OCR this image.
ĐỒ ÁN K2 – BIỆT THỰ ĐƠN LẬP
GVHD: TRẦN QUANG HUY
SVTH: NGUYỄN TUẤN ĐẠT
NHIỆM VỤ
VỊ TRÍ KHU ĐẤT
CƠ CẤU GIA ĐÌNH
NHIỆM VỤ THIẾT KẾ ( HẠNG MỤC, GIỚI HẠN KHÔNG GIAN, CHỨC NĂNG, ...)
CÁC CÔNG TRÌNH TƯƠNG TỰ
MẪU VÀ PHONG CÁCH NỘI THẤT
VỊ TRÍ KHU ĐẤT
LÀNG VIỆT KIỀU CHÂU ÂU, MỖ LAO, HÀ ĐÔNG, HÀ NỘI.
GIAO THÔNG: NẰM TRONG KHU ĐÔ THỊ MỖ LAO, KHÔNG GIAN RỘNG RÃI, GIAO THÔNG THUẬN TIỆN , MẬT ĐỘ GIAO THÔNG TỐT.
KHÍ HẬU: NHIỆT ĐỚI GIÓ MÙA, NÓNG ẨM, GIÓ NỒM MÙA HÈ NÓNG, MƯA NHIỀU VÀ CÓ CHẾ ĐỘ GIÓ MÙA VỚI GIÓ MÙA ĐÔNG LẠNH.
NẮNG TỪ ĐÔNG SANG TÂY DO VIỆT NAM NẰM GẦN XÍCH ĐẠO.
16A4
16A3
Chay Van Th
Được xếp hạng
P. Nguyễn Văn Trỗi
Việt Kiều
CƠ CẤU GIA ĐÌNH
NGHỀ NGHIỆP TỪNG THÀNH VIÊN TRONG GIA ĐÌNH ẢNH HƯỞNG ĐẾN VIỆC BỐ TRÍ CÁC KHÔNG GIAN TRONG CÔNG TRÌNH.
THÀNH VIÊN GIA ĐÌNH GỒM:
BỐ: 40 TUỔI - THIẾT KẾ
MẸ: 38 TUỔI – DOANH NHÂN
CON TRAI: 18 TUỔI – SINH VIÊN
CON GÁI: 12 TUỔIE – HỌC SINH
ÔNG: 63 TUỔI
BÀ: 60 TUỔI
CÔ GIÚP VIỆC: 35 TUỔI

====================

# What you have to do
Write out each line of the data that holds the string "THIẾT".

# Complete answer
NHIỆM VỤ THIẾT KẾ ( HẠNG MỤC, GIỚI HẠN KHÔNG GIAN, CHỨC NĂNG, ...)
BỐ: 40 TUỔI - THIẾT KẾ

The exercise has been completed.